* Work to do *
Repeat each line exactly as it is written.

[Figure record extracts]
::::::::::

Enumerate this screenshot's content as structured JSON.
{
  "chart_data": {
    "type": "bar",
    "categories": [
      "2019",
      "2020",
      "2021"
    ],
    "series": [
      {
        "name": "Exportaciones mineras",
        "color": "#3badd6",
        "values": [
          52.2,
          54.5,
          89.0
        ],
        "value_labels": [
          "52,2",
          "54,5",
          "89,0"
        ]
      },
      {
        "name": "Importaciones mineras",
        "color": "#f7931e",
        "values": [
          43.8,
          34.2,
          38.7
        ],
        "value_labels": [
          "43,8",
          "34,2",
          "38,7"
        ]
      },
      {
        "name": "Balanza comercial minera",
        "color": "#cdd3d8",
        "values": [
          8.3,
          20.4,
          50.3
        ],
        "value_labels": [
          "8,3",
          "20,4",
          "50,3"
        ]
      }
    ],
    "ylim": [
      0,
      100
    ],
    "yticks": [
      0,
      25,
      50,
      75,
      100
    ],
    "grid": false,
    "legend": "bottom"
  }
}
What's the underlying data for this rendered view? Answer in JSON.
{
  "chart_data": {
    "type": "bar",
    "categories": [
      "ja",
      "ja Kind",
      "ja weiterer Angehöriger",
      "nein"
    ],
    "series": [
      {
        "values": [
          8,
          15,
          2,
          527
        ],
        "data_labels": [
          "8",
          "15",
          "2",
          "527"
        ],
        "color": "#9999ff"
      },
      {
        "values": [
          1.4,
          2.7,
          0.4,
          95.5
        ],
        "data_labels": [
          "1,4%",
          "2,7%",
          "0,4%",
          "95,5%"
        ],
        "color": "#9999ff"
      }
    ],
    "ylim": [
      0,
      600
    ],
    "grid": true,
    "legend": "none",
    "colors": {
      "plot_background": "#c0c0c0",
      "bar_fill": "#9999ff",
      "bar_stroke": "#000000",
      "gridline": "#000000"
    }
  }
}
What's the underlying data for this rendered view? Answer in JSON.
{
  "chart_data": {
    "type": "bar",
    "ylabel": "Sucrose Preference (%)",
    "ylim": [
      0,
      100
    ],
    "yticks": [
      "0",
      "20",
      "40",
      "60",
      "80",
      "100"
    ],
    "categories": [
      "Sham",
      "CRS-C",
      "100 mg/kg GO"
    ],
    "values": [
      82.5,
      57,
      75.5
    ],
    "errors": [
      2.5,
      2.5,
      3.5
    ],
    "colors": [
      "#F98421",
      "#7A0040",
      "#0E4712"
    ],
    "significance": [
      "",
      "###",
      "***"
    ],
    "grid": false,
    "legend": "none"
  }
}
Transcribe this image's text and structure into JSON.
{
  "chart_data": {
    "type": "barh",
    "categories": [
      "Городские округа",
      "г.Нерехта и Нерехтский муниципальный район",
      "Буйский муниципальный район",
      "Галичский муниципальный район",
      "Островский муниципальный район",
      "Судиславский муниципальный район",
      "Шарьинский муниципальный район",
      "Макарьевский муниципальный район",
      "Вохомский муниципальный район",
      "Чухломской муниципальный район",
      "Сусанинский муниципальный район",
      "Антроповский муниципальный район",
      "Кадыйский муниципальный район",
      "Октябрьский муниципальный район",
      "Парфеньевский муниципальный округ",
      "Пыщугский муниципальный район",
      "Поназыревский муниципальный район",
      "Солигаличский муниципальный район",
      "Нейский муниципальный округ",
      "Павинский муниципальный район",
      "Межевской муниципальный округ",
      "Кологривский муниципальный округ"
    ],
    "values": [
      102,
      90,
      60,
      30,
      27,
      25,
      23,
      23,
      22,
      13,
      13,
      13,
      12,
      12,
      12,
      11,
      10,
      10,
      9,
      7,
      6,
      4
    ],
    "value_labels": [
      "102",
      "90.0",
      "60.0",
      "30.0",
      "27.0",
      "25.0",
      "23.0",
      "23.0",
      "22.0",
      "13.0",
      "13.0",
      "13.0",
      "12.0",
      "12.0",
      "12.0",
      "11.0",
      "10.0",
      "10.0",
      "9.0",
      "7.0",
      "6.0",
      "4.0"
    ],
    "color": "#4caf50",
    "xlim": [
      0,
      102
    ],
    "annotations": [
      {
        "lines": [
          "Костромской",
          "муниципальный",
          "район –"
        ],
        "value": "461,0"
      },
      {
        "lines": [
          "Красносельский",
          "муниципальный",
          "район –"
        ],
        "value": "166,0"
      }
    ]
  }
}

::::::::::

* Result of this task *
Enumerate this screenshot's content as structured JSON.
{
  "chart_data": {
    "type": "bar",
    "categories": [
      "2019",
      "2020",
      "2021"
    ],
    "series": [
      {
        "name": "Exportaciones mineras",
        "color": "#3badd6",
        "values": [
          52.2,
          54.5,
          89.0
        ],
        "value_labels": [
          "52,2",
          "54,5",
          "89,0"
        ]
      },
      {
        "name": "Importaciones mineras",
        "color": "#f7931e",
        "values": [
          43.8,
          34.2,
          38.7
        ],
        "value_labels": [
          "43,8",
          "34,2",
          "38,7"
        ]
      },
      {
        "name": "Balanza comercial minera",
        "color": "#cdd3d8",
        "values": [
          8.3,
          20.4,
          50.3
        ],
        "value_labels": [
          "8,3",
          "20,4",
          "50,3"
        ]
      }
    ],
    "ylim": [
      0,
      100
    ],
    "yticks": [
      0,
      25,
      50,
      75,
      100
    ],
    "grid": false,
    "legend": "bottom"
  }
}
What's the underlying data for this rendered view? Answer in JSON.
{
  "chart_data": {
    "type": "bar",
    "categories": [
      "ja",
      "ja Kind",
      "ja weiterer Angehöriger",
      "nein"
    ],
    "series": [
      {
        "values": [
          8,
          15,
          2,
          527
        ],
        "data_labels": [
          "8",
          "15",
          "2",
          "527"
        ],
        "color": "#9999ff"
      },
      {
        "values": [
          1.4,
          2.7,
          0.4,
          95.5
        ],
        "data_labels": [
          "1,4%",
          "2,7%",
          "0,4%",
          "95,5%"
        ],
        "color": "#9999ff"
      }
    ],
    "ylim": [
      0,
      600
    ],
    "grid": true,
    "legend": "none",
    "colors": {
      "plot_background": "#c0c0c0",
      "bar_fill": "#9999ff",
      "bar_stroke": "#000000",
      "gridline": "#000000"
    }
  }
}
What's the underlying data for this rendered view? Answer in JSON.
{
  "chart_data": {
    "type": "bar",
    "ylabel": "Sucrose Preference (%)",
    "ylim": [
      0,
      100
    ],
    "yticks": [
      "0",
      "20",
      "40",
      "60",
      "80",
      "100"
    ],
    "categories": [
      "Sham",
      "CRS-C",
      "100 mg/kg GO"
    ],
    "values": [
      82.5,
      57,
      75.5
    ],
    "errors": [
      2.5,
      2.5,
      3.5
    ],
    "colors": [
      "#F98421",
      "#7A0040",
      "#0E4712"
    ],
    "significance": [
      "",
      "###",
      "***"
    ],
    "grid": false,
    "legend": "none"
  }
}
Transcribe this image's text and structure into JSON.
{
  "chart_data": {
    "type": "barh",
    "categories": [
      "Городские округа",
      "г.Нерехта и Нерехтский муниципальный район",
      "Буйский муниципальный район",
      "Галичский муниципальный район",
      "Островский муниципальный район",
      "Судиславский муниципальный район",
      "Шарьинский муниципальный район",
      "Макарьевский муниципальный район",
      "Вохомский муниципальный район",
      "Чухломской муниципальный район",
      "Сусанинский муниципальный район",
      "Антроповский муниципальный район",
      "Кадыйский муниципальный район",
      "Октябрьский муниципальный район",
      "Парфеньевский муниципальный округ",
      "Пыщугский муниципальный район",
      "Поназыревский муниципальный район",
      "Солигаличский муниципальный район",
      "Нейский муниципальный округ",
      "Павинский муниципальный район",
      "Межевской муниципальный округ",
      "Кологривский муниципальный округ"
    ],
    "values": [
      102,
      90,
      60,
      30,
      27,
      25,
      23,
      23,
      22,
      13,
      13,
      13,
      12,
      12,
      12,
      11,
      10,
      10,
      9,
      7,
      6,
      4
    ],
    "value_labels": [
      "102",
      "90.0",
      "60.0",
      "30.0",
      "27.0",
      "25.0",
      "23.0",
      "23.0",
      "22.0",
      "13.0",
      "13.0",
      "13.0",
      "12.0",
      "12.0",
      "12.0",
      "11.0",
      "10.0",
      "10.0",
      "9.0",
      "7.0",
      "6.0",
      "4.0"
    ],
    "color": "#4caf50",
    "xlim": [
      0,
      102
    ],
    "annotations": [
      {
        "lines": [
          "Костромской",
          "муниципальный",
          "район –"
        ],
        "value": "461,0"
      },
      {
        "lines": [
          "Красносельский",
          "муниципальный",
          "район –"
        ],
        "value": "166,0"
      }
    ]
  }
}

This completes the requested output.